_Short exercise_.
Write out exactly the lines below that run from the line containing "Output a JSON" through the last line of the records.

_Entries shown_.
--------------------

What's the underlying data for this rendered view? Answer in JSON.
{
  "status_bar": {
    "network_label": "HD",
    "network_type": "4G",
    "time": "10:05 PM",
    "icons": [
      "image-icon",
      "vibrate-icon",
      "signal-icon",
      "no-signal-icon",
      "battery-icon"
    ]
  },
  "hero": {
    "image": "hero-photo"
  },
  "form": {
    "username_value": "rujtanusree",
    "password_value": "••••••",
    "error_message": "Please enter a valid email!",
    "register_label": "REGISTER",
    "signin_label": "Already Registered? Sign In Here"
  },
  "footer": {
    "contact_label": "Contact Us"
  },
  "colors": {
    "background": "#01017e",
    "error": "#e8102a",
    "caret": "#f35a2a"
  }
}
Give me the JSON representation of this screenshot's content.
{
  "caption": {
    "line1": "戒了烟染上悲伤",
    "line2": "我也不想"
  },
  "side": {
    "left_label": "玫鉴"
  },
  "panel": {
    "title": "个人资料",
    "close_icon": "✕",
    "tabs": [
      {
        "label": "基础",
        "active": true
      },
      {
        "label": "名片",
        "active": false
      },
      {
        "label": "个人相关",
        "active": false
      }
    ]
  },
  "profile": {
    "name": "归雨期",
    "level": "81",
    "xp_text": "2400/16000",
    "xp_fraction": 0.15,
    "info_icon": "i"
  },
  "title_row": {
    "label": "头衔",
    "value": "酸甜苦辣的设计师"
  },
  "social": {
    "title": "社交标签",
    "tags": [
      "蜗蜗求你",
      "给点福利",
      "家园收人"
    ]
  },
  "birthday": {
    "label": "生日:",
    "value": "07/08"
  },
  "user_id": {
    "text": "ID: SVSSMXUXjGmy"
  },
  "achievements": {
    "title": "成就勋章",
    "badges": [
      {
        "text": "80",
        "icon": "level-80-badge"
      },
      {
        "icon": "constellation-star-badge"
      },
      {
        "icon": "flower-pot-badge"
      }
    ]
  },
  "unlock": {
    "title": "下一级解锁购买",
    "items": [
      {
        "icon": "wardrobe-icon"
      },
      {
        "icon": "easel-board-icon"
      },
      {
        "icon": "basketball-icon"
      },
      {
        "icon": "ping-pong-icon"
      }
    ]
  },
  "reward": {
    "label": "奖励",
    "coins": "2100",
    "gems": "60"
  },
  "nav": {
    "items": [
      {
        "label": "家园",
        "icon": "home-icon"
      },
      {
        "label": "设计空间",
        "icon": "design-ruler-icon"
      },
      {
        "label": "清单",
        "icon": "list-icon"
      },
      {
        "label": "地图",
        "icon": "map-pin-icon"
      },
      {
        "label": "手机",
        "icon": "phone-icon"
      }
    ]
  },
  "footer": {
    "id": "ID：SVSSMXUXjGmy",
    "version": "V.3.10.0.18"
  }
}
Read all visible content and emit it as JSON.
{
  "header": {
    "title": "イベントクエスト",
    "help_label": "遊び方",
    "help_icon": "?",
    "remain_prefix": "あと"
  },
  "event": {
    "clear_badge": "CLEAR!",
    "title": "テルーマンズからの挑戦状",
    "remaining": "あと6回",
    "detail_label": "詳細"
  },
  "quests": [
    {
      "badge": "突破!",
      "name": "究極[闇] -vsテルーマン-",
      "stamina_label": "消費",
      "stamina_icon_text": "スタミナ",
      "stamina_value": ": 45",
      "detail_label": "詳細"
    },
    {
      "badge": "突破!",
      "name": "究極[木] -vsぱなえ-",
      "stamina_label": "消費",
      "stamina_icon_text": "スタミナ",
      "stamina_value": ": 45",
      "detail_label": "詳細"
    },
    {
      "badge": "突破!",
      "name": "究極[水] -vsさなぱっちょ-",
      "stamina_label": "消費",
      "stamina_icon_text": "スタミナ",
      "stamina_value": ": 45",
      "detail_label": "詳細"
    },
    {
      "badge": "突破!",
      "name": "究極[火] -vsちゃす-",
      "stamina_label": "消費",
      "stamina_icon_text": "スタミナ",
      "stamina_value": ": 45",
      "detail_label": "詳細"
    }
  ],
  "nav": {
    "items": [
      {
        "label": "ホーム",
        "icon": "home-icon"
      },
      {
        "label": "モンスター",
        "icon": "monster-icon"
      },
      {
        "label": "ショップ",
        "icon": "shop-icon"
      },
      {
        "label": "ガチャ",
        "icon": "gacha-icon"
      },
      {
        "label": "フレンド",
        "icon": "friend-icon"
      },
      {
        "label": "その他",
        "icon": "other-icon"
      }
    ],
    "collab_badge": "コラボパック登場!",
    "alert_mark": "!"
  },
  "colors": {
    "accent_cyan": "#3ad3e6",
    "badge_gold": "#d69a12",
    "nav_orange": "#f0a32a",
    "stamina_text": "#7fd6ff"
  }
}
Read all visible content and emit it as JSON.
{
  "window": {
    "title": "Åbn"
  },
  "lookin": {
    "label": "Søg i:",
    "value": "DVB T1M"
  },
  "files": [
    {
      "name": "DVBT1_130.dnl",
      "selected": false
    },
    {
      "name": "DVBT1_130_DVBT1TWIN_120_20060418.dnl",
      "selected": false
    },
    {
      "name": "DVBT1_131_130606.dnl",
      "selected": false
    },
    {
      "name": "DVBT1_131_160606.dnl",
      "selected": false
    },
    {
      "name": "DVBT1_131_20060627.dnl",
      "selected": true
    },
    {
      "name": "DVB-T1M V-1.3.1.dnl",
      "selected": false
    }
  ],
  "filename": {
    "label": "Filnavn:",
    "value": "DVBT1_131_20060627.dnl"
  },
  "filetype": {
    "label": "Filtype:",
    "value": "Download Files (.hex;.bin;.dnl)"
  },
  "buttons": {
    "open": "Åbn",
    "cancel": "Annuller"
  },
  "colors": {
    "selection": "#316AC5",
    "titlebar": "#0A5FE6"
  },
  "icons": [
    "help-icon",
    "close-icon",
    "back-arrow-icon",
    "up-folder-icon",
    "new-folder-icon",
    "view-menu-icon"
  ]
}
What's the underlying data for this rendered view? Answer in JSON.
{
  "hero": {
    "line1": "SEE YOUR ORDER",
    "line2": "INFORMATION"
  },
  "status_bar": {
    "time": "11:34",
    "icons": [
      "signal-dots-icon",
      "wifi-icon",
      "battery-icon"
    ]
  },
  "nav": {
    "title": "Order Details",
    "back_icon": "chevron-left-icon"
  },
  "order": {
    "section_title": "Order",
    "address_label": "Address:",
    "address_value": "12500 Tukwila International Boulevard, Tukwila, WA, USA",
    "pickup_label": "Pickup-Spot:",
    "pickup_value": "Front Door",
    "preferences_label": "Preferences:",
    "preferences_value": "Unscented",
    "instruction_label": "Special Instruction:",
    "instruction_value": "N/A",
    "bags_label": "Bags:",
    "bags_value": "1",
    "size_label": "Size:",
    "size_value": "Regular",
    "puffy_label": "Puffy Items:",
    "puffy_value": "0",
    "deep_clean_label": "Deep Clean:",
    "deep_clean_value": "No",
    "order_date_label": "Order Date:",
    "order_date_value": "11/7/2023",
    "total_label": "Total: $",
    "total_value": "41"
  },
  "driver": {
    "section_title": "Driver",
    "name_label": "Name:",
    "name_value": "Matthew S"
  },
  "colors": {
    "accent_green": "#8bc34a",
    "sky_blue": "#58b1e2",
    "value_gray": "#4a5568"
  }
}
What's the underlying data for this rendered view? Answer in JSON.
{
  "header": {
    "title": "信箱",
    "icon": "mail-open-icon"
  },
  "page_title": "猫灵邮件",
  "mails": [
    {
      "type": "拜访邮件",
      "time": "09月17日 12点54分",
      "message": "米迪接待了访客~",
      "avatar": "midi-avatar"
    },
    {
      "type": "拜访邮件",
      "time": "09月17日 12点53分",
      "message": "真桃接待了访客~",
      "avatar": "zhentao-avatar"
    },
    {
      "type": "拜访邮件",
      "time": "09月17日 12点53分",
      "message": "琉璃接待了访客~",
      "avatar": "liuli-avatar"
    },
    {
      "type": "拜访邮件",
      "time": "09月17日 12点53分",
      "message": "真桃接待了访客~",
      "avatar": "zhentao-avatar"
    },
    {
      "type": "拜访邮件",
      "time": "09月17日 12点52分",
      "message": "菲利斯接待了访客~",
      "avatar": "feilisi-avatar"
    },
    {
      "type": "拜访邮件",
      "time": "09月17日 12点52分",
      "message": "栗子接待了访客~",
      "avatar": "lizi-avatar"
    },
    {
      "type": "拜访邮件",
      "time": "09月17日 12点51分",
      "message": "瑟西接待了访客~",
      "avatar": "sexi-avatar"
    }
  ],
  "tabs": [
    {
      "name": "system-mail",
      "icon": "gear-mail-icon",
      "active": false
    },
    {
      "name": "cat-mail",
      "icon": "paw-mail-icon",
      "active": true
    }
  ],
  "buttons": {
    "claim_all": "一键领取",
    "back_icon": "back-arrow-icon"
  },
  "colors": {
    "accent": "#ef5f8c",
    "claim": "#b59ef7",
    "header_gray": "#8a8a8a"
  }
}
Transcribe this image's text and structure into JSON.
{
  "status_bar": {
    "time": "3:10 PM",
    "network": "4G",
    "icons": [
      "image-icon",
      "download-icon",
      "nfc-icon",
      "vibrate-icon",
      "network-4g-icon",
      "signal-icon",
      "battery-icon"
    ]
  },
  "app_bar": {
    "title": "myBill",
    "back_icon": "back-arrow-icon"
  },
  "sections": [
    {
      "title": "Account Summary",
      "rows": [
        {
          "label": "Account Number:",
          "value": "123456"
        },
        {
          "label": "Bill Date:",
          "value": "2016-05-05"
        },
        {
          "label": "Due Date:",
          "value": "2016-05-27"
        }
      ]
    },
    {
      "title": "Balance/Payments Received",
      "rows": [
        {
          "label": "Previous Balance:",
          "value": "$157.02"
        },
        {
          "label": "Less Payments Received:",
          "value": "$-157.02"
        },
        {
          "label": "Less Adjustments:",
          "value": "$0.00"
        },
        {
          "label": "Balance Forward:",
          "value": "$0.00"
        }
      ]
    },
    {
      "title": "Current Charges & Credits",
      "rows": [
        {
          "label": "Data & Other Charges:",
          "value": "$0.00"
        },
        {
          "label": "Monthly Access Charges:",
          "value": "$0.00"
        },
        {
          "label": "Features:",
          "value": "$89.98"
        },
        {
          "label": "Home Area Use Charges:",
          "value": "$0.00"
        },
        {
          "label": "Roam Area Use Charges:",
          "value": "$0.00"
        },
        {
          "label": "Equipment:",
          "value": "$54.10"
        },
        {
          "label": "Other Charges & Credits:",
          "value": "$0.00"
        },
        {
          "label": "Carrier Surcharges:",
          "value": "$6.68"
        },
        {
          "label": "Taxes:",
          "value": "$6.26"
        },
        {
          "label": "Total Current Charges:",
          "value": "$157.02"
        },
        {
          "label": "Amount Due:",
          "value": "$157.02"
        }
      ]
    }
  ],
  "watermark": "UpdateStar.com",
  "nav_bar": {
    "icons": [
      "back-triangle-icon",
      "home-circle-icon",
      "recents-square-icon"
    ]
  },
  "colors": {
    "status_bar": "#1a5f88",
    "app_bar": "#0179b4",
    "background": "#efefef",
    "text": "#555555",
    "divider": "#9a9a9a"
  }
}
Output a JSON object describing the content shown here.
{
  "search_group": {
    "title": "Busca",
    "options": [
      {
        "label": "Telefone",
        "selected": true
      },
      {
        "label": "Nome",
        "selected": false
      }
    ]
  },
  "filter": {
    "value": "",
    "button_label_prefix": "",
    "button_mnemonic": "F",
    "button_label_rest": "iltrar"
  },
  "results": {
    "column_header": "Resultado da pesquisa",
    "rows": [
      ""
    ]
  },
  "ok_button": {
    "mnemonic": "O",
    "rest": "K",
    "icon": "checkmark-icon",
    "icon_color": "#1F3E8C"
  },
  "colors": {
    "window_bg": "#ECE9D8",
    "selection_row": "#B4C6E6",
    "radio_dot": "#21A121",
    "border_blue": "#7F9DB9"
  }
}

--------------------

_Full solution_.
Output a JSON object describing the content shown here.
{
  "search_group": {
    "title": "Busca",
    "options": [
      {
        "label": "Telefone",
        "selected": true
      },
      {
        "label": "Nome",
        "selected": false
      }
    ]
  },
  "filter": {
    "value": "",
    "button_label_prefix": "",
    "button_mnemonic": "F",
    "button_label_rest": "iltrar"
  },
  "results": {
    "column_header": "Resultado da pesquisa",
    "rows": [
      ""
    ]
  },
  "ok_button": {
    "mnemonic": "O",
    "rest": "K",
    "icon": "checkmark-icon",
    "icon_color": "#1F3E8C"
  },
  "colors": {
    "window_bg": "#ECE9D8",
    "selection_row": "#B4C6E6",
    "radio_dot": "#21A121",
    "border_blue": "#7F9DB9"
  }
}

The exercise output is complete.